## Stated task
Reproduce the whole listing, character for character.
[start of Source records]
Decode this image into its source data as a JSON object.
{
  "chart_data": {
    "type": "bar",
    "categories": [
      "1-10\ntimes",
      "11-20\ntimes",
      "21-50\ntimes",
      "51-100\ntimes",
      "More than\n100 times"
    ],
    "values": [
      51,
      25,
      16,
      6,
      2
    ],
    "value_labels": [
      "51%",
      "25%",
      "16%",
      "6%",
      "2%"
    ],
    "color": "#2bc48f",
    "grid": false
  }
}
[end of Source records]
## Completed task
Decode this image into its source data as a JSON object.
{
  "chart_data": {
    "type": "bar",
    "categories": [
      "1-10\ntimes",
      "11-20\ntimes",
      "21-50\ntimes",
      "51-100\ntimes",
      "More than\n100 times"
    ],
    "values": [
      51,
      25,
      16,
      6,
      2
    ],
    "value_labels": [
      "51%",
      "25%",
      "16%",
      "6%",
      "2%"
    ],
    "color": "#2bc48f",
    "grid": false
  }
}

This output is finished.